Dataset items:
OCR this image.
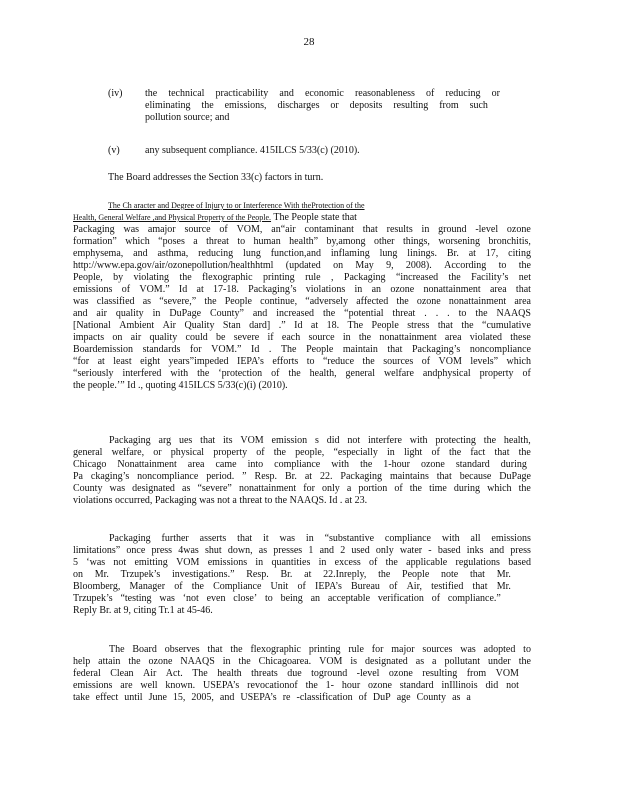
28
(iv)	the technical practicability and economic reasonableness of reducing or
eliminating the emissions, discharges or deposits resulting from such
pollution source; and
(v)	any subsequent compliance. 415ILCS 5/33(c) (2010).
The Board addresses the Section 33(c) factors in turn.
The Ch aracter and Degree of Injury to or Interference With theProtection of the
Health, General Welfare ,and Physical Property of the People. The People state that
Packaging was amajor source of VOM, an“air contaminant that results in ground -level ozone
formation” which “poses a threat to human health” by,among other things, worsening bronchitis,
emphysema, and asthma, reducing lung function,and inflaming lung linings. Br. at 17, citing
http://www.epa.gov/air/ozonepollution/healthhtml (updated on May 9, 2008). According to the
People, by violating the flexographic printing rule , Packaging “increased the Facility’s net
emissions of VOM.” Id at 17-18. Packaging’s violations in an ozone nonattainment area that
was classified as “severe,” the People continue, “adversely affected the ozone nonattainment area
and air quality in DuPage County” and increased the “potential threat . . . to the NAAQS
[National Ambient Air Quality Stan dard] .” Id at 18. The People stress that the “cumulative
impacts on air quality could be severe if each source in the nonattainment area violated these
Boardemission standards for VOM.” Id . The People maintain that Packaging’s noncompliance
“for at least eight years”impeded IEPA’s efforts to “reduce the sources of VOM levels” which
“seriously interfered with the ‘protection of the health, general welfare andphysical property of
the people.’” Id ., quoting 415ILCS 5/33(c)(i) (2010).
Packaging arg ues that its VOM emission s did not interfere with protecting the health,
general welfare, or physical property of the people, “especially in light of the fact that the
Chicago Nonattainment area came into compliance with the 1-hour ozone standard during
Pa ckaging’s noncompliance period. ” Resp. Br. at 22. Packaging maintains that because DuPage
County was designated as “severe” nonattainment for only a portion of the time during which the
violations occurred, Packaging was not a threat to the NAAQS. Id . at 23.
Packaging further asserts that it was in “substantive compliance with all emissions
limitations” once press 4was shut down, as presses 1 and 2 used only water - based inks and press
5 ‘was not emitting VOM emissions in quantities in excess of the applicable regulations based
on Mr. Trzupek’s investigations.” Resp. Br. at 22.Inreply, the People note that Mr.
Bloomberg, Manager of the Compliance Unit of IEPA’s Bureau of Air, testified that Mr.
Trzupek’s “testing was ‘not even close’ to being an acceptable verification of compliance.”
Reply Br. at 9, citing Tr.1 at 45-46.
The Board observes that the flexographic printing rule for major sources was adopted to
help attain the ozone NAAQS in the Chicagoarea. VOM is designated as a pollutant under the
federal Clean Air Act. The health threats due toground -level ozone resulting from VOM
emissions are well known. USEPA’s revocationof the 1- hour ozone standard inIllinois did not
take effect until June 15, 2005, and USEPA’s re -classification of DuP age County as a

What the task requires>
From the data above, count the lines where "hour" occurs and give that figure and nothing else.

Completed exercise>
2